WHAT YOU SHOULD DO | Will you quote all of the entries, word for word?

GIVEN RECORDS |
§ §

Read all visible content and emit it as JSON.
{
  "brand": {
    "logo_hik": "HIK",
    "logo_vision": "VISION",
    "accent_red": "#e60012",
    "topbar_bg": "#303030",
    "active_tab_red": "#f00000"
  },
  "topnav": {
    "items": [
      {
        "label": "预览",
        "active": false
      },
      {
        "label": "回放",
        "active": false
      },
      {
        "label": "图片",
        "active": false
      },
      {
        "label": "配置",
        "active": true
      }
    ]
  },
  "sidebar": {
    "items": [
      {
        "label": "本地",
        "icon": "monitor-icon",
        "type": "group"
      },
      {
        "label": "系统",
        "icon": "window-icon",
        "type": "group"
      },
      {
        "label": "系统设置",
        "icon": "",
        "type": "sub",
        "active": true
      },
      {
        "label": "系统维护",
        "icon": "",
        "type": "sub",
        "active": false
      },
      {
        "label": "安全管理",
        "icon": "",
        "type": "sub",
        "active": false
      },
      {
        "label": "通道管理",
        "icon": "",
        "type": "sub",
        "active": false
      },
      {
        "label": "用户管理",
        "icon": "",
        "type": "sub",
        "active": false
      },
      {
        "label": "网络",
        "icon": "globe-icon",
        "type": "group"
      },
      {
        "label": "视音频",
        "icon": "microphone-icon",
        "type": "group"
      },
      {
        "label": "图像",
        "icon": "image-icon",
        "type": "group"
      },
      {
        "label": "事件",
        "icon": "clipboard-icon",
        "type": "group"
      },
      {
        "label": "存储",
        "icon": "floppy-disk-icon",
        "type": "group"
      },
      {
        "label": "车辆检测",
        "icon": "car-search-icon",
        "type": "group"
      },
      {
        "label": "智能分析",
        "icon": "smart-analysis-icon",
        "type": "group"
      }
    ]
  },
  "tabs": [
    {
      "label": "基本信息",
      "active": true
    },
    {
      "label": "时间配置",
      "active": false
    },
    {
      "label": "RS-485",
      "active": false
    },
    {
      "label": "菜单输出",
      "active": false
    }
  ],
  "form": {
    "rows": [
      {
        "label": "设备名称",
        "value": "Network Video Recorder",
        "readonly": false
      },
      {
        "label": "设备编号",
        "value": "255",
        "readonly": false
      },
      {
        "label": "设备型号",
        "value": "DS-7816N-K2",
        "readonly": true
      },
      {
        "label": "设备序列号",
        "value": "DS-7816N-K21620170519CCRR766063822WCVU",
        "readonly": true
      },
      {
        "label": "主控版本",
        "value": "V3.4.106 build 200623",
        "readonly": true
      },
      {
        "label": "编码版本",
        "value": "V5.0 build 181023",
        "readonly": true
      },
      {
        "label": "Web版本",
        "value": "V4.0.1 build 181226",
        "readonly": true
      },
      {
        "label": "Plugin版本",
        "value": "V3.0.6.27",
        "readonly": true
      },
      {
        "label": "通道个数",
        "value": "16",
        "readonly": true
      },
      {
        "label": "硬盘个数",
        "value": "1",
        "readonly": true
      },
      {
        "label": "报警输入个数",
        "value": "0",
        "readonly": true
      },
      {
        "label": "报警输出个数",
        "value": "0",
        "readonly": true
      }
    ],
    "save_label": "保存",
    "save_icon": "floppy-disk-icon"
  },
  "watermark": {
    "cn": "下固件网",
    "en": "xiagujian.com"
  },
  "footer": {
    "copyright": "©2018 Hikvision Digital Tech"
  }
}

§ §

EXERCISE ANSWER |
Read all visible content and emit it as JSON.
{
  "brand": {
    "logo_hik": "HIK",
    "logo_vision": "VISION",
    "accent_red": "#e60012",
    "topbar_bg": "#303030",
    "active_tab_red": "#f00000"
  },
  "topnav": {
    "items": [
      {
        "label": "预览",
        "active": false
      },
      {
        "label": "回放",
        "active": false
      },
      {
        "label": "图片",
        "active": false
      },
      {
        "label": "配置",
        "active": true
      }
    ]
  },
  "sidebar": {
    "items": [
      {
        "label": "本地",
        "icon": "monitor-icon",
        "type": "group"
      },
      {
        "label": "系统",
        "icon": "window-icon",
        "type": "group"
      },
      {
        "label": "系统设置",
        "icon": "",
        "type": "sub",
        "active": true
      },
      {
        "label": "系统维护",
        "icon": "",
        "type": "sub",
        "active": false
      },
      {
        "label": "安全管理",
        "icon": "",
        "type": "sub",
        "active": false
      },
      {
        "label": "通道管理",
        "icon": "",
        "type": "sub",
        "active": false
      },
      {
        "label": "用户管理",
        "icon": "",
        "type": "sub",
        "active": false
      },
      {
        "label": "网络",
        "icon": "globe-icon",
        "type": "group"
      },
      {
        "label": "视音频",
        "icon": "microphone-icon",
        "type": "group"
      },
      {
        "label": "图像",
        "icon": "image-icon",
        "type": "group"
      },
      {
        "label": "事件",
        "icon": "clipboard-icon",
        "type": "group"
      },
      {
        "label": "存储",
        "icon": "floppy-disk-icon",
        "type": "group"
      },
      {
        "label": "车辆检测",
        "icon": "car-search-icon",
        "type": "group"
      },
      {
        "label": "智能分析",
        "icon": "smart-analysis-icon",
        "type": "group"
      }
    ]
  },
  "tabs": [
    {
      "label": "基本信息",
      "active": true
    },
    {
      "label": "时间配置",
      "active": false
    },
    {
      "label": "RS-485",
      "active": false
    },
    {
      "label": "菜单输出",
      "active": false
    }
  ],
  "form": {
    "rows": [
      {
        "label": "设备名称",
        "value": "Network Video Recorder",
        "readonly": false
      },
      {
        "label": "设备编号",
        "value": "255",
        "readonly": false
      },
      {
        "label": "设备型号",
        "value": "DS-7816N-K2",
        "readonly": true
      },
      {
        "label": "设备序列号",
        "value": "DS-7816N-K21620170519CCRR766063822WCVU",
        "readonly": true
      },
      {
        "label": "主控版本",
        "value": "V3.4.106 build 200623",
        "readonly": true
      },
      {
        "label": "编码版本",
        "value": "V5.0 build 181023",
        "readonly": true
      },
      {
        "label": "Web版本",
        "value": "V4.0.1 build 181226",
        "readonly": true
      },
      {
        "label": "Plugin版本",
        "value": "V3.0.6.27",
        "readonly": true
      },
      {
        "label": "通道个数",
        "value": "16",
        "readonly": true
      },
      {
        "label": "硬盘个数",
        "value": "1",
        "readonly": true
      },
      {
        "label": "报警输入个数",
        "value": "0",
        "readonly": true
      },
      {
        "label": "报警输出个数",
        "value": "0",
        "readonly": true
      }
    ],
    "save_label": "保存",
    "save_icon": "floppy-disk-icon"
  },
  "watermark": {
    "cn": "下固件网",
    "en": "xiagujian.com"
  },
  "footer": {
    "copyright": "©2018 Hikvision Digital Tech"
  }
}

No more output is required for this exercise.